> **What you are asked to do**: Each entry below should be returned exactly as is, with the pictures removed.

> **Records**:
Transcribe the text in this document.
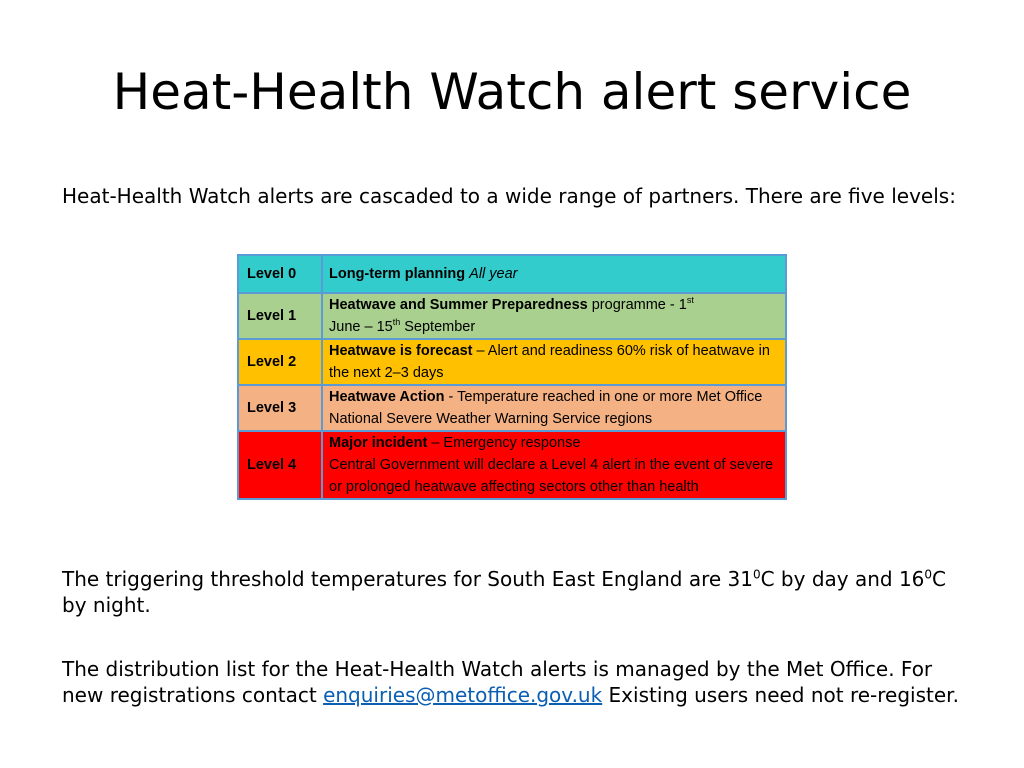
Heat-Health Watch alert service

Heat-Health Watch alerts are cascaded to a wide range of partners. There are five levels:

Level 0	Long-term planning All year
Level 1	Heatwave and Summer Preparedness programme - 1st
June – 15th September
Level 2	Heatwave is forecast – Alert and readiness 60% risk of heatwave in the next 2–3 days
Level 3	Heatwave Action - Temperature reached in one or more Met Office National Severe Weather Warning Service regions
Level 4	Major incident – Emergency response
Central Government will declare a Level 4 alert in the event of severe or prolonged heatwave affecting sectors other than health

The triggering threshold temperatures for South East England are $31^0C$ by day and $16^0C$ by night.

The distribution list for the Heat-Health Watch alerts is managed by the Met Office. For new registrations contact enquiries@metoffice.gov.uk Existing users need not re-register.
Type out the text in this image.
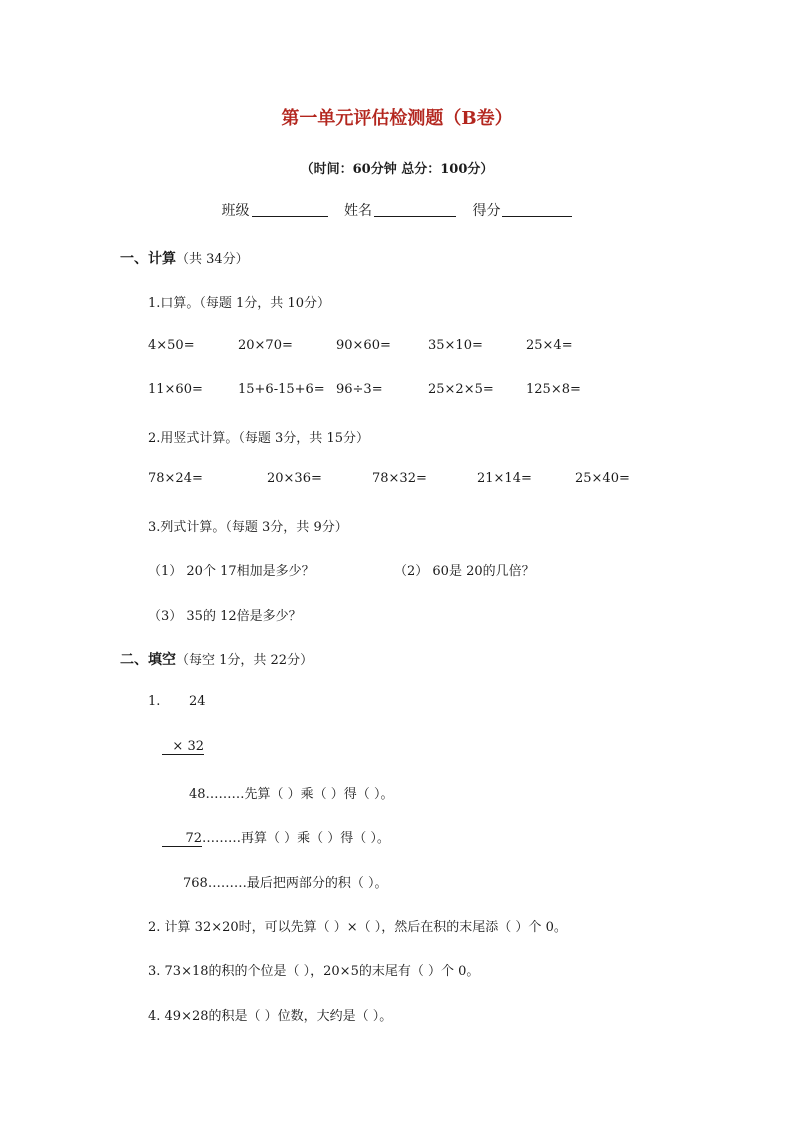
第一单元评估检测题（B卷）
（时间：60分钟 总分：100分）
班级	姓名	得分
一、计算（共 34分）
1.口算。（每题 1分，共 10分）
4×50=	20×70=	90×60=	35×10=	25×4=
11×60=	15+6-15+6= 96÷3=	25×2×5= 125×8=
2.用竖式计算。（每题 3分，共 15分）
78×24=	20×36=	78×32=	21×14=	25×40=
3.列式计算。（每题 3分，共 9分）
（1） 20个 17相加是多少？	（2） 60是 20的几倍？
（3） 35的 12倍是多少？
二、填空（每空 1分，共 22分）
1. 24
× 32
48………先算（ ）乘（ ）得（ ）。
72………再算（ ）乘（ ）得（ ）。
768………最后把两部分的积（ ）。
2. 计算 32×20时，可以先算（ ）×（ ），然后在积的末尾添（ ）个 0。
3. 73×18的积的个位是（ ），20×5的末尾有（ ）个 0。
4. 49×28的积是（ ）位数，大约是（ ）。
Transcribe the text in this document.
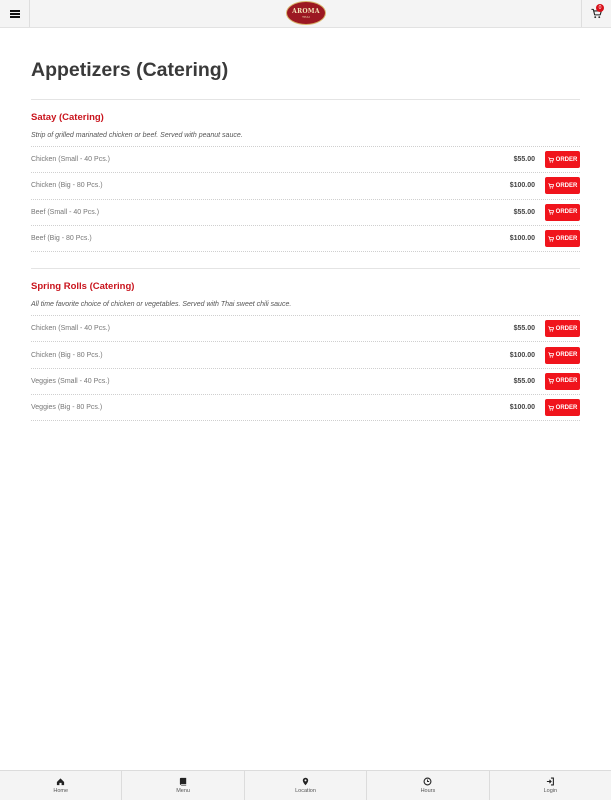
AROMA
THAI
0
Appetizers (Catering)
Satay (Catering)
Strip of grilled marinated chicken or beef. Served with peanut sauce.
Chicken (Small - 40 Pcs.)	$55.00	ORDER
Chicken (Big - 80 Pcs.)	$100.00	ORDER
Beef (Small - 40 Pcs.)	$55.00	ORDER
Beef (Big - 80 Pcs.)	$100.00	ORDER
Spring Rolls (Catering)
All time favorite choice of chicken or vegetables. Served with Thai sweet chili sauce.
Chicken (Small - 40 Pcs.)	$55.00	ORDER
Chicken (Big - 80 Pcs.)	$100.00	ORDER
Veggies (Small - 40 Pcs.)	$55.00	ORDER
Veggies (Big - 80 Pcs.)	$100.00	ORDER
Home	Menu	Location	Hours	Login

> **Exercise result**:
Transcribe the text in this document.
Heat-Health Watch alert service

Heat-Health Watch alerts are cascaded to a wide range of partners. There are five levels:

Level 0	Long-term planning All year
Level 1	Heatwave and Summer Preparedness programme - 1st
June – 15th September
Level 2	Heatwave is forecast – Alert and readiness 60% risk of heatwave in the next 2–3 days
Level 3	Heatwave Action - Temperature reached in one or more Met Office National Severe Weather Warning Service regions
Level 4	Major incident – Emergency response
Central Government will declare a Level 4 alert in the event of severe or prolonged heatwave affecting sectors other than health

The triggering threshold temperatures for South East England are $31^0C$ by day and $16^0C$ by night.

The distribution list for the Heat-Health Watch alerts is managed by the Met Office. For new registrations contact enquiries@metoffice.gov.uk Existing users need not re-register.
Type out the text in this image.
第一单元评估检测题（B卷）
（时间：60分钟 总分：100分）
班级	姓名	得分
一、计算（共 34分）
1.口算。（每题 1分，共 10分）
4×50=	20×70=	90×60=	35×10=	25×4=
11×60=	15+6-15+6= 96÷3=	25×2×5= 125×8=
2.用竖式计算。（每题 3分，共 15分）
78×24=	20×36=	78×32=	21×14=	25×40=
3.列式计算。（每题 3分，共 9分）
（1） 20个 17相加是多少？	（2） 60是 20的几倍？
（3） 35的 12倍是多少？
二、填空（每空 1分，共 22分）
1. 24
× 32
48………先算（ ）乘（ ）得（ ）。
72………再算（ ）乘（ ）得（ ）。
768………最后把两部分的积（ ）。
2. 计算 32×20时，可以先算（ ）×（ ），然后在积的末尾添（ ）个 0。
3. 73×18的积的个位是（ ），20×5的末尾有（ ）个 0。
4. 49×28的积是（ ）位数，大约是（ ）。
Transcribe the text in this document.
AROMA
THAI
0
Appetizers (Catering)
Satay (Catering)
Strip of grilled marinated chicken or beef. Served with peanut sauce.
Chicken (Small - 40 Pcs.)	$55.00	ORDER
Chicken (Big - 80 Pcs.)	$100.00	ORDER
Beef (Small - 40 Pcs.)	$55.00	ORDER
Beef (Big - 80 Pcs.)	$100.00	ORDER
Spring Rolls (Catering)
All time favorite choice of chicken or vegetables. Served with Thai sweet chili sauce.
Chicken (Small - 40 Pcs.)	$55.00	ORDER
Chicken (Big - 80 Pcs.)	$100.00	ORDER
Veggies (Small - 40 Pcs.)	$55.00	ORDER
Veggies (Big - 80 Pcs.)	$100.00	ORDER
Home	Menu	Location	Hours	Login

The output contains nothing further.